[Data tied to figure images]
***
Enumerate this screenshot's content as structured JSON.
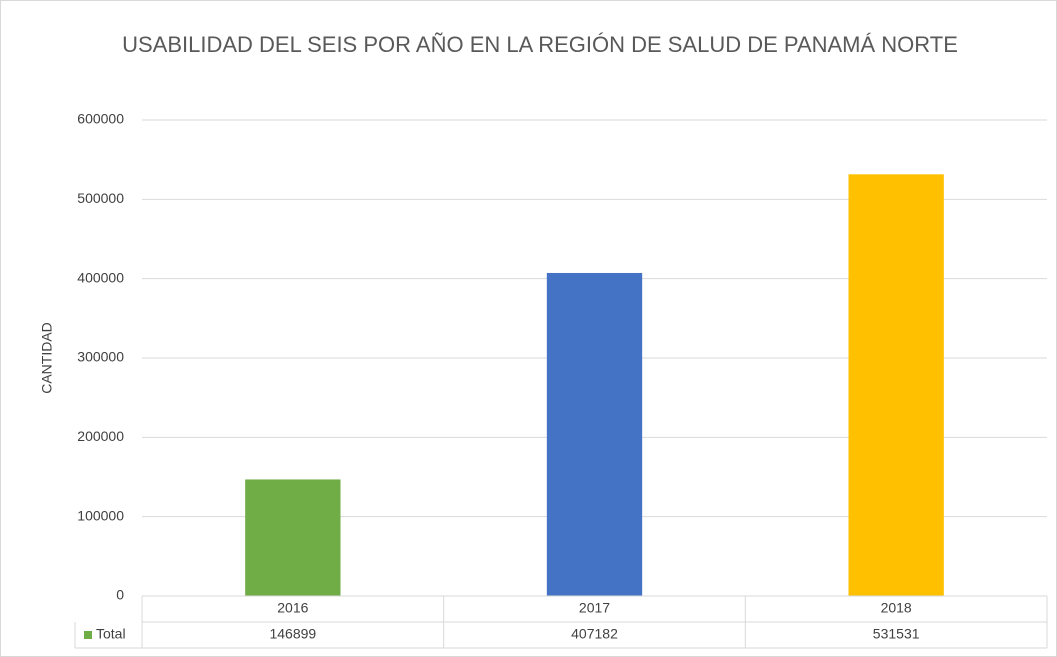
{
  "chart_data": {
    "type": "bar",
    "title": "USABILIDAD DEL SEIS POR AÑO EN LA REGIÓN DE SALUD DE PANAMÁ NORTE",
    "y_label": "CANTIDAD",
    "categories": [
      "2016",
      "2017",
      "2018"
    ],
    "series": [
      {
        "name": "Total",
        "values": [
          146899,
          407182,
          531531
        ]
      }
    ],
    "colors": [
      "#70ad47",
      "#4472c4",
      "#ffc000"
    ],
    "ylim": [
      0,
      600000
    ],
    "yticks": [
      0,
      100000,
      200000,
      300000,
      400000,
      500000,
      600000
    ],
    "grid": true,
    "data_table": true
  }
}
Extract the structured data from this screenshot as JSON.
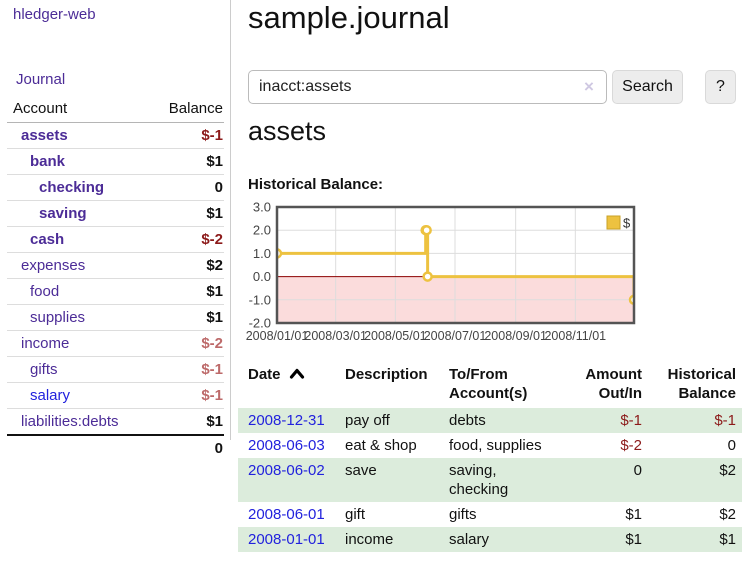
{
  "app": {
    "brand": "hledger-web"
  },
  "header": {
    "title": "sample.journal"
  },
  "search": {
    "value": "inacct:assets",
    "clear_icon": "×",
    "button": "Search",
    "help_button": "?"
  },
  "sidebar": {
    "journal_link": "Journal",
    "accounts_table": {
      "headers": {
        "account": "Account",
        "balance": "Balance"
      },
      "rows": [
        {
          "name": "assets",
          "depth": 0,
          "bold": true,
          "link_style": "purple",
          "balance": "$-1",
          "balance_style": "negative"
        },
        {
          "name": "bank",
          "depth": 1,
          "bold": true,
          "link_style": "purple",
          "balance": "$1",
          "balance_style": ""
        },
        {
          "name": "checking",
          "depth": 2,
          "bold": true,
          "link_style": "purple",
          "balance": "0",
          "balance_style": ""
        },
        {
          "name": "saving",
          "depth": 2,
          "bold": true,
          "link_style": "purple",
          "balance": "$1",
          "balance_style": ""
        },
        {
          "name": "cash",
          "depth": 1,
          "bold": true,
          "link_style": "purple",
          "balance": "$-2",
          "balance_style": "negative"
        },
        {
          "name": "expenses",
          "depth": 0,
          "bold": false,
          "link_style": "purple",
          "balance": "$2",
          "balance_style": ""
        },
        {
          "name": "food",
          "depth": 1,
          "bold": false,
          "link_style": "purple",
          "balance": "$1",
          "balance_style": ""
        },
        {
          "name": "supplies",
          "depth": 1,
          "bold": false,
          "link_style": "purple",
          "balance": "$1",
          "balance_style": ""
        },
        {
          "name": "income",
          "depth": 0,
          "bold": false,
          "link_style": "purple",
          "balance": "$-2",
          "balance_style": "negative-soft"
        },
        {
          "name": "gifts",
          "depth": 1,
          "bold": false,
          "link_style": "purple",
          "balance": "$-1",
          "balance_style": "negative-soft"
        },
        {
          "name": "salary",
          "depth": 1,
          "bold": false,
          "link_style": "blue",
          "balance": "$-1",
          "balance_style": "negative-soft"
        },
        {
          "name": "liabilities:debts",
          "depth": 0,
          "bold": false,
          "link_style": "purple",
          "balance": "$1",
          "balance_style": ""
        }
      ],
      "total": "0"
    }
  },
  "account_page": {
    "title": "assets",
    "chart_label": "Historical Balance:"
  },
  "chart_data": {
    "type": "line",
    "step": true,
    "title": "Historical Balance:",
    "xlabel": "",
    "ylabel": "",
    "grid": true,
    "legend_position": "top-right",
    "xlim": [
      "2008-01-01",
      "2008-12-31"
    ],
    "ylim": [
      -2,
      3
    ],
    "y_ticks": [
      3,
      2,
      1,
      0,
      -1,
      -2
    ],
    "x_ticks": [
      "2008/01/01",
      "2008/03/01",
      "2008/05/01",
      "2008/07/01",
      "2008/09/01",
      "2008/11/01"
    ],
    "series": [
      {
        "name": "$",
        "color": "#edc240",
        "points": [
          [
            "2008-01-01",
            1
          ],
          [
            "2008-06-01",
            2
          ],
          [
            "2008-06-02",
            2
          ],
          [
            "2008-06-03",
            0
          ],
          [
            "2008-12-31",
            -1
          ]
        ]
      }
    ],
    "negative_region_color": "#fbdcdc",
    "zero_line_color": "#8b0000"
  },
  "register": {
    "headers": {
      "date": "Date",
      "description": "Description",
      "accounts": "To/From Account(s)",
      "amount": "Amount Out/In",
      "balance": "Historical Balance"
    },
    "rows": [
      {
        "date": "2008-12-31",
        "description": "pay off",
        "accounts": "debts",
        "amount": "$-1",
        "amount_negative": true,
        "balance": "$-1",
        "balance_negative": true
      },
      {
        "date": "2008-06-03",
        "description": "eat & shop",
        "accounts": "food, supplies",
        "amount": "$-2",
        "amount_negative": true,
        "balance": "0",
        "balance_negative": false
      },
      {
        "date": "2008-06-02",
        "description": "save",
        "accounts": "saving, checking",
        "amount": "0",
        "amount_negative": false,
        "balance": "$2",
        "balance_negative": false
      },
      {
        "date": "2008-06-01",
        "description": "gift",
        "accounts": "gifts",
        "amount": "$1",
        "amount_negative": false,
        "balance": "$2",
        "balance_negative": false
      },
      {
        "date": "2008-01-01",
        "description": "income",
        "accounts": "salary",
        "amount": "$1",
        "amount_negative": false,
        "balance": "$1",
        "balance_negative": false
      }
    ]
  },
  "colors": {
    "link_purple": "#4c2c97",
    "link_blue": "#2222dd",
    "negative": "#8c1a1a",
    "negative_soft": "#bd6a6a",
    "row_stripe_green": "#dcecdc",
    "chart_line_yellow": "#edc240",
    "chart_negative_region": "#fbdcdc",
    "chart_zero_line": "#8b0000",
    "chart_grid": "#dddddd",
    "chart_border": "#545454",
    "tick_label": "#444444"
  }
}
***
Leave out all images, then reproduce the entries above exactly.

Solution for this problem —
Enumerate this screenshot's content as structured JSON.
{
  "chart_data": {
    "type": "bar",
    "title": "USABILIDAD DEL SEIS POR AÑO EN LA REGIÓN DE SALUD DE PANAMÁ NORTE",
    "y_label": "CANTIDAD",
    "categories": [
      "2016",
      "2017",
      "2018"
    ],
    "series": [
      {
        "name": "Total",
        "values": [
          146899,
          407182,
          531531
        ]
      }
    ],
    "colors": [
      "#70ad47",
      "#4472c4",
      "#ffc000"
    ],
    "ylim": [
      0,
      600000
    ],
    "yticks": [
      0,
      100000,
      200000,
      300000,
      400000,
      500000,
      600000
    ],
    "grid": true,
    "data_table": true
  }
}
Extract the structured data from this screenshot as JSON.
{
  "app": {
    "brand": "hledger-web"
  },
  "header": {
    "title": "sample.journal"
  },
  "search": {
    "value": "inacct:assets",
    "clear_icon": "×",
    "button": "Search",
    "help_button": "?"
  },
  "sidebar": {
    "journal_link": "Journal",
    "accounts_table": {
      "headers": {
        "account": "Account",
        "balance": "Balance"
      },
      "rows": [
        {
          "name": "assets",
          "depth": 0,
          "bold": true,
          "link_style": "purple",
          "balance": "$-1",
          "balance_style": "negative"
        },
        {
          "name": "bank",
          "depth": 1,
          "bold": true,
          "link_style": "purple",
          "balance": "$1",
          "balance_style": ""
        },
        {
          "name": "checking",
          "depth": 2,
          "bold": true,
          "link_style": "purple",
          "balance": "0",
          "balance_style": ""
        },
        {
          "name": "saving",
          "depth": 2,
          "bold": true,
          "link_style": "purple",
          "balance": "$1",
          "balance_style": ""
        },
        {
          "name": "cash",
          "depth": 1,
          "bold": true,
          "link_style": "purple",
          "balance": "$-2",
          "balance_style": "negative"
        },
        {
          "name": "expenses",
          "depth": 0,
          "bold": false,
          "link_style": "purple",
          "balance": "$2",
          "balance_style": ""
        },
        {
          "name": "food",
          "depth": 1,
          "bold": false,
          "link_style": "purple",
          "balance": "$1",
          "balance_style": ""
        },
        {
          "name": "supplies",
          "depth": 1,
          "bold": false,
          "link_style": "purple",
          "balance": "$1",
          "balance_style": ""
        },
        {
          "name": "income",
          "depth": 0,
          "bold": false,
          "link_style": "purple",
          "balance": "$-2",
          "balance_style": "negative-soft"
        },
        {
          "name": "gifts",
          "depth": 1,
          "bold": false,
          "link_style": "purple",
          "balance": "$-1",
          "balance_style": "negative-soft"
        },
        {
          "name": "salary",
          "depth": 1,
          "bold": false,
          "link_style": "blue",
          "balance": "$-1",
          "balance_style": "negative-soft"
        },
        {
          "name": "liabilities:debts",
          "depth": 0,
          "bold": false,
          "link_style": "purple",
          "balance": "$1",
          "balance_style": ""
        }
      ],
      "total": "0"
    }
  },
  "account_page": {
    "title": "assets",
    "chart_label": "Historical Balance:"
  },
  "chart_data": {
    "type": "line",
    "step": true,
    "title": "Historical Balance:",
    "xlabel": "",
    "ylabel": "",
    "grid": true,
    "legend_position": "top-right",
    "xlim": [
      "2008-01-01",
      "2008-12-31"
    ],
    "ylim": [
      -2,
      3
    ],
    "y_ticks": [
      3,
      2,
      1,
      0,
      -1,
      -2
    ],
    "x_ticks": [
      "2008/01/01",
      "2008/03/01",
      "2008/05/01",
      "2008/07/01",
      "2008/09/01",
      "2008/11/01"
    ],
    "series": [
      {
        "name": "$",
        "color": "#edc240",
        "points": [
          [
            "2008-01-01",
            1
          ],
          [
            "2008-06-01",
            2
          ],
          [
            "2008-06-02",
            2
          ],
          [
            "2008-06-03",
            0
          ],
          [
            "2008-12-31",
            -1
          ]
        ]
      }
    ],
    "negative_region_color": "#fbdcdc",
    "zero_line_color": "#8b0000"
  },
  "register": {
    "headers": {
      "date": "Date",
      "description": "Description",
      "accounts": "To/From Account(s)",
      "amount": "Amount Out/In",
      "balance": "Historical Balance"
    },
    "rows": [
      {
        "date": "2008-12-31",
        "description": "pay off",
        "accounts": "debts",
        "amount": "$-1",
        "amount_negative": true,
        "balance": "$-1",
        "balance_negative": true
      },
      {
        "date": "2008-06-03",
        "description": "eat & shop",
        "accounts": "food, supplies",
        "amount": "$-2",
        "amount_negative": true,
        "balance": "0",
        "balance_negative": false
      },
      {
        "date": "2008-06-02",
        "description": "save",
        "accounts": "saving, checking",
        "amount": "0",
        "amount_negative": false,
        "balance": "$2",
        "balance_negative": false
      },
      {
        "date": "2008-06-01",
        "description": "gift",
        "accounts": "gifts",
        "amount": "$1",
        "amount_negative": false,
        "balance": "$2",
        "balance_negative": false
      },
      {
        "date": "2008-01-01",
        "description": "income",
        "accounts": "salary",
        "amount": "$1",
        "amount_negative": false,
        "balance": "$1",
        "balance_negative": false
      }
    ]
  },
  "colors": {
    "link_purple": "#4c2c97",
    "link_blue": "#2222dd",
    "negative": "#8c1a1a",
    "negative_soft": "#bd6a6a",
    "row_stripe_green": "#dcecdc",
    "chart_line_yellow": "#edc240",
    "chart_negative_region": "#fbdcdc",
    "chart_zero_line": "#8b0000",
    "chart_grid": "#dddddd",
    "chart_border": "#545454",
    "tick_label": "#444444"
  }
}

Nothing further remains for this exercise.